## What to work on
Keep the pictures out and restate every record exactly.
_____
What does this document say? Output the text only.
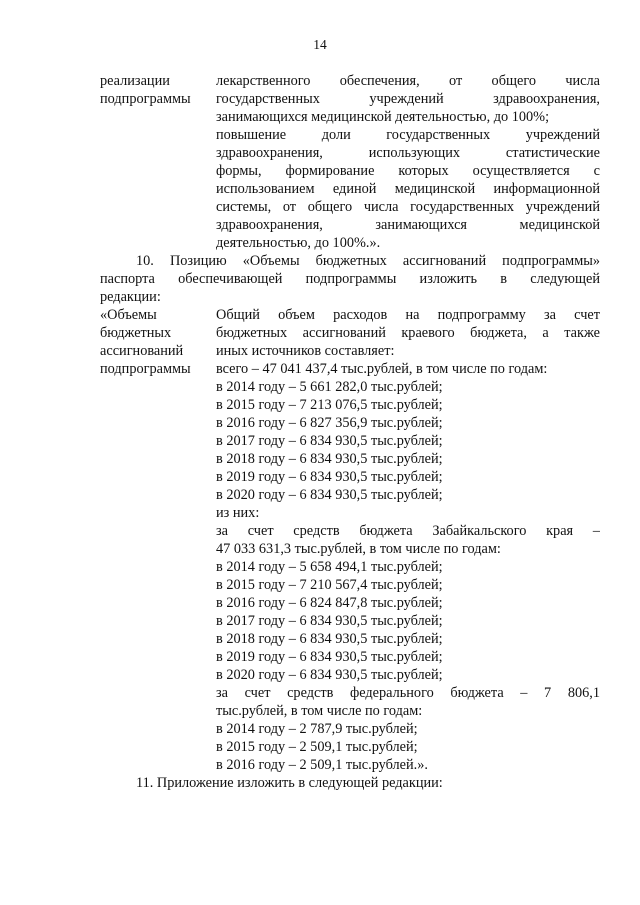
14
реализации
подпрограммы
лекарственного обеспечения, от общего числа
государственных учреждений здравоохранения,
занимающихся медицинской деятельностью, до 100%;
повышение доли государственных учреждений
здравоохранения, использующих статистические
формы, формирование которых осуществляется с
использованием единой медицинской информационной
системы, от общего числа государственных учреждений
здравоохранения, занимающихся медицинской
деятельностью, до 100%.».
10. Позицию «Объемы бюджетных ассигнований подпрограммы»
паспорта обеспечивающей подпрограммы изложить в следующей
редакции:
«Объемы
бюджетных
ассигнований
подпрограммы
Общий объем расходов на подпрограмму за счет
бюджетных ассигнований краевого бюджета, а также
иных источников составляет:
всего – 47 041 437,4 тыс.рублей, в том числе по годам:
в 2014 году – 5 661 282,0 тыс.рублей;
в 2015 году – 7 213 076,5 тыс.рублей;
в 2016 году – 6 827 356,9 тыс.рублей;
в 2017 году – 6 834 930,5 тыс.рублей;
в 2018 году – 6 834 930,5 тыс.рублей;
в 2019 году – 6 834 930,5 тыс.рублей;
в 2020 году – 6 834 930,5 тыс.рублей;
из них:
за счет средств бюджета Забайкальского края –
47 033 631,3 тыс.рублей, в том числе по годам:
в 2014 году – 5 658 494,1 тыс.рублей;
в 2015 году – 7 210 567,4 тыс.рублей;
в 2016 году – 6 824 847,8 тыс.рублей;
в 2017 году – 6 834 930,5 тыс.рублей;
в 2018 году – 6 834 930,5 тыс.рублей;
в 2019 году – 6 834 930,5 тыс.рублей;
в 2020 году – 6 834 930,5 тыс.рублей;
за счет средств федерального бюджета – 7 806,1
тыс.рублей, в том числе по годам:
в 2014 году – 2 787,9 тыс.рублей;
в 2015 году – 2 509,1 тыс.рублей;
в 2016 году – 2 509,1 тыс.рублей.».
11. Приложение изложить в следующей редакции:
_____
## Expected output
What does this document say? Output the text only.
14
реализации
подпрограммы
лекарственного обеспечения, от общего числа
государственных учреждений здравоохранения,
занимающихся медицинской деятельностью, до 100%;
повышение доли государственных учреждений
здравоохранения, использующих статистические
формы, формирование которых осуществляется с
использованием единой медицинской информационной
системы, от общего числа государственных учреждений
здравоохранения, занимающихся медицинской
деятельностью, до 100%.».
10. Позицию «Объемы бюджетных ассигнований подпрограммы»
паспорта обеспечивающей подпрограммы изложить в следующей
редакции:
«Объемы
бюджетных
ассигнований
подпрограммы
Общий объем расходов на подпрограмму за счет
бюджетных ассигнований краевого бюджета, а также
иных источников составляет:
всего – 47 041 437,4 тыс.рублей, в том числе по годам:
в 2014 году – 5 661 282,0 тыс.рублей;
в 2015 году – 7 213 076,5 тыс.рублей;
в 2016 году – 6 827 356,9 тыс.рублей;
в 2017 году – 6 834 930,5 тыс.рублей;
в 2018 году – 6 834 930,5 тыс.рублей;
в 2019 году – 6 834 930,5 тыс.рублей;
в 2020 году – 6 834 930,5 тыс.рублей;
из них:
за счет средств бюджета Забайкальского края –
47 033 631,3 тыс.рублей, в том числе по годам:
в 2014 году – 5 658 494,1 тыс.рублей;
в 2015 году – 7 210 567,4 тыс.рублей;
в 2016 году – 6 824 847,8 тыс.рублей;
в 2017 году – 6 834 930,5 тыс.рублей;
в 2018 году – 6 834 930,5 тыс.рублей;
в 2019 году – 6 834 930,5 тыс.рублей;
в 2020 году – 6 834 930,5 тыс.рублей;
за счет средств федерального бюджета – 7 806,1
тыс.рублей, в том числе по годам:
в 2014 году – 2 787,9 тыс.рублей;
в 2015 году – 2 509,1 тыс.рублей;
в 2016 году – 2 509,1 тыс.рублей.».
11. Приложение изложить в следующей редакции:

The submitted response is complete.